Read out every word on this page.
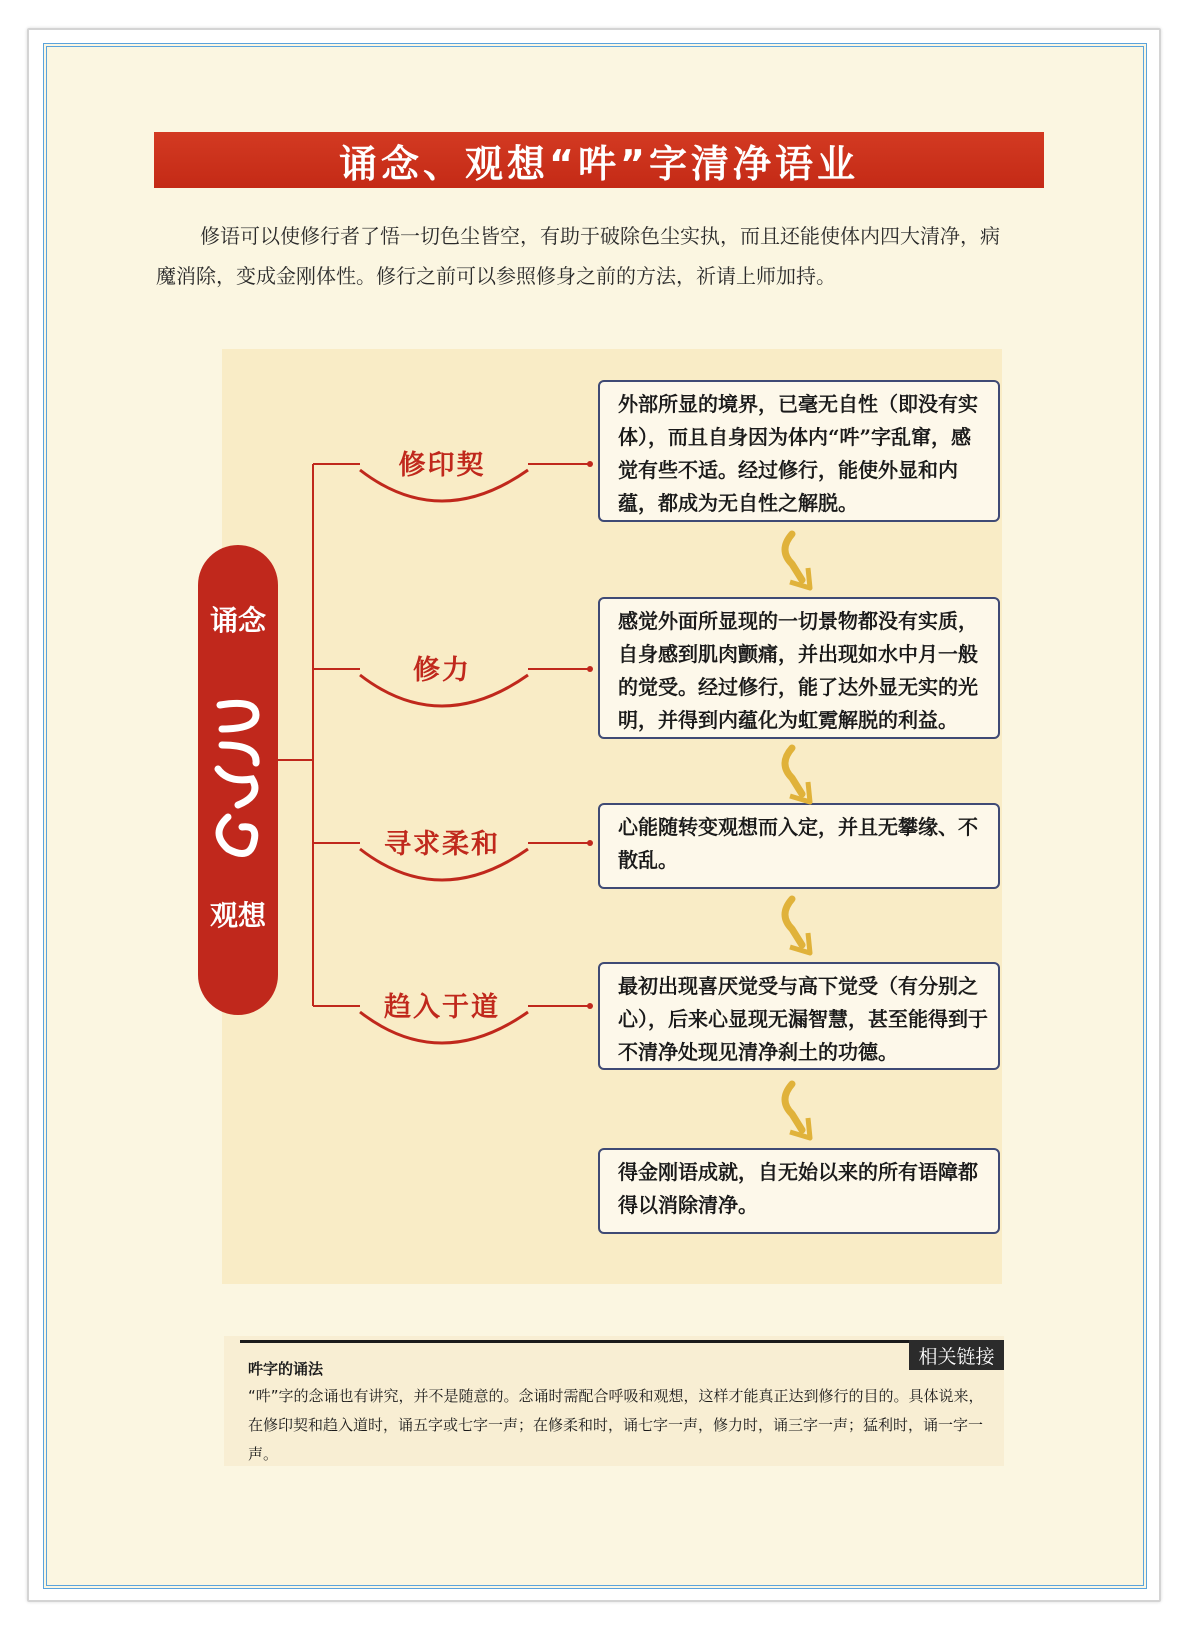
诵念、观想“吽”字清净语业

修语可以使修行者了悟一切色尘皆空，有助于破除色尘实执，而且还能使体内四大清净，病魔消除，变成金刚体性。修行之前可以参照修身之前的方法，祈请上师加持。

诵念
观想
修印契
修力
寻求柔和
趋入于道
外部所显的境界，已毫无自性（即没有实体），而且自身因为体内“吽”字乱窜，感觉有些不适。经过修行，能使外显和内蕴，都成为无自性之解脱。
感觉外面所显现的一切景物都没有实质，自身感到肌肉颤痛，并出现如水中月一般的觉受。经过修行，能了达外显无实的光明，并得到内蕴化为虹霓解脱的利益。
心能随转变观想而入定，并且无攀缘、不散乱。
最初出现喜厌觉受与高下觉受（有分别之心），后来心显现无漏智慧，甚至能得到于不清净处现见清净刹土的功德。
得金刚语成就，自无始以来的所有语障都得以消除清净。
相关链接
吽字的诵法

“吽”字的念诵也有讲究，并不是随意的。念诵时需配合呼吸和观想，这样才能真正达到修行的目的。具体说来，在修印契和趋入道时，诵五字或七字一声；在修柔和时，诵七字一声，修力时，诵三字一声；猛利时，诵一字一声。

++++++

Stated problem: Write out all the records again, exactly, minus any pictures.

Response below:
Read out every word on this page.
诵念、观想“吽”字清净语业

修语可以使修行者了悟一切色尘皆空，有助于破除色尘实执，而且还能使体内四大清净，病魔消除，变成金刚体性。修行之前可以参照修身之前的方法，祈请上师加持。

诵念
观想
修印契
修力
寻求柔和
趋入于道
外部所显的境界，已毫无自性（即没有实体），而且自身因为体内“吽”字乱窜，感觉有些不适。经过修行，能使外显和内蕴，都成为无自性之解脱。
感觉外面所显现的一切景物都没有实质，自身感到肌肉颤痛，并出现如水中月一般的觉受。经过修行，能了达外显无实的光明，并得到内蕴化为虹霓解脱的利益。
心能随转变观想而入定，并且无攀缘、不散乱。
最初出现喜厌觉受与高下觉受（有分别之心），后来心显现无漏智慧，甚至能得到于不清净处现见清净刹土的功德。
得金刚语成就，自无始以来的所有语障都得以消除清净。
相关链接
吽字的诵法

“吽”字的念诵也有讲究，并不是随意的。念诵时需配合呼吸和观想，这样才能真正达到修行的目的。具体说来，在修印契和趋入道时，诵五字或七字一声；在修柔和时，诵七字一声，修力时，诵三字一声；猛利时，诵一字一声。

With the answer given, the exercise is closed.